Task brief
Output every line of the data exactly as it appears.

Dataset

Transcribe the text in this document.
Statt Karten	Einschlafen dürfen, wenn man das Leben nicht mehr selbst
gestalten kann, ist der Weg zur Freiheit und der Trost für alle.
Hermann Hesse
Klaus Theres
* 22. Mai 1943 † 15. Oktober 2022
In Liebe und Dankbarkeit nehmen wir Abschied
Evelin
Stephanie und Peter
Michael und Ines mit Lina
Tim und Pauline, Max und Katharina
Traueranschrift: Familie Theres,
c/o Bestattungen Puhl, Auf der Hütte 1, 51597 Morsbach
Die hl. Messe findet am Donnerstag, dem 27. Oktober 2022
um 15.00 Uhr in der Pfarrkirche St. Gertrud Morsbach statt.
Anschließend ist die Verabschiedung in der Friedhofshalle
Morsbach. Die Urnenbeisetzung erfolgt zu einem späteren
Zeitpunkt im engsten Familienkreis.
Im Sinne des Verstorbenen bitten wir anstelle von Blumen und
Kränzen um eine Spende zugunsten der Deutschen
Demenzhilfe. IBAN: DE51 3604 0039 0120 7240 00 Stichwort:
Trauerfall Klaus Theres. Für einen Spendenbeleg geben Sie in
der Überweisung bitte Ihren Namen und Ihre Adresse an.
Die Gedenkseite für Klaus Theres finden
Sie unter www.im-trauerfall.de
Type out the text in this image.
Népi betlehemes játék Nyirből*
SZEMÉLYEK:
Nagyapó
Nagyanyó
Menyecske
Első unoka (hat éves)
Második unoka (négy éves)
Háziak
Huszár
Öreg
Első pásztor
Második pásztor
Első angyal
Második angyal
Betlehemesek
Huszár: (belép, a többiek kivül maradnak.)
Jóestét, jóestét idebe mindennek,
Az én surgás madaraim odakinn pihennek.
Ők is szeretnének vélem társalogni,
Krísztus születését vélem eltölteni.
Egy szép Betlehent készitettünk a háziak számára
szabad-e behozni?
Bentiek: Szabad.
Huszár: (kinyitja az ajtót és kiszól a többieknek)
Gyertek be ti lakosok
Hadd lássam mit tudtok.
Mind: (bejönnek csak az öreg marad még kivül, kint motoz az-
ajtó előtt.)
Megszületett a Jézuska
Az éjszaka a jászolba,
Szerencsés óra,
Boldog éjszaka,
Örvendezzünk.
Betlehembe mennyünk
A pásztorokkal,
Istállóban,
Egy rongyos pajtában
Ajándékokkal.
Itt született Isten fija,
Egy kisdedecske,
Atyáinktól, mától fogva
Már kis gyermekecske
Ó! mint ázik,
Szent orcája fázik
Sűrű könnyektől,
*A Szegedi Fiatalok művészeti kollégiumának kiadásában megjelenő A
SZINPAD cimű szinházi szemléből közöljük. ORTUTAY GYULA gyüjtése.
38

Solution
Transcribe the text in this document.
Statt Karten	Einschlafen dürfen, wenn man das Leben nicht mehr selbst
gestalten kann, ist der Weg zur Freiheit und der Trost für alle.
Hermann Hesse
Klaus Theres
* 22. Mai 1943 † 15. Oktober 2022
In Liebe und Dankbarkeit nehmen wir Abschied
Evelin
Stephanie und Peter
Michael und Ines mit Lina
Tim und Pauline, Max und Katharina
Traueranschrift: Familie Theres,
c/o Bestattungen Puhl, Auf der Hütte 1, 51597 Morsbach
Die hl. Messe findet am Donnerstag, dem 27. Oktober 2022
um 15.00 Uhr in der Pfarrkirche St. Gertrud Morsbach statt.
Anschließend ist die Verabschiedung in der Friedhofshalle
Morsbach. Die Urnenbeisetzung erfolgt zu einem späteren
Zeitpunkt im engsten Familienkreis.
Im Sinne des Verstorbenen bitten wir anstelle von Blumen und
Kränzen um eine Spende zugunsten der Deutschen
Demenzhilfe. IBAN: DE51 3604 0039 0120 7240 00 Stichwort:
Trauerfall Klaus Theres. Für einen Spendenbeleg geben Sie in
der Überweisung bitte Ihren Namen und Ihre Adresse an.
Die Gedenkseite für Klaus Theres finden
Sie unter www.im-trauerfall.de
Type out the text in this image.
Népi betlehemes játék Nyirből*
SZEMÉLYEK:
Nagyapó
Nagyanyó
Menyecske
Első unoka (hat éves)
Második unoka (négy éves)
Háziak
Huszár
Öreg
Első pásztor
Második pásztor
Első angyal
Második angyal
Betlehemesek
Huszár: (belép, a többiek kivül maradnak.)
Jóestét, jóestét idebe mindennek,
Az én surgás madaraim odakinn pihennek.
Ők is szeretnének vélem társalogni,
Krísztus születését vélem eltölteni.
Egy szép Betlehent készitettünk a háziak számára
szabad-e behozni?
Bentiek: Szabad.
Huszár: (kinyitja az ajtót és kiszól a többieknek)
Gyertek be ti lakosok
Hadd lássam mit tudtok.
Mind: (bejönnek csak az öreg marad még kivül, kint motoz az-
ajtó előtt.)
Megszületett a Jézuska
Az éjszaka a jászolba,
Szerencsés óra,
Boldog éjszaka,
Örvendezzünk.
Betlehembe mennyünk
A pásztorokkal,
Istállóban,
Egy rongyos pajtában
Ajándékokkal.
Itt született Isten fija,
Egy kisdedecske,
Atyáinktól, mától fogva
Már kis gyermekecske
Ó! mint ázik,
Szent orcája fázik
Sűrű könnyektől,
*A Szegedi Fiatalok művészeti kollégiumának kiadásában megjelenő A
SZINPAD cimű szinházi szemléből közöljük. ORTUTAY GYULA gyüjtése.
38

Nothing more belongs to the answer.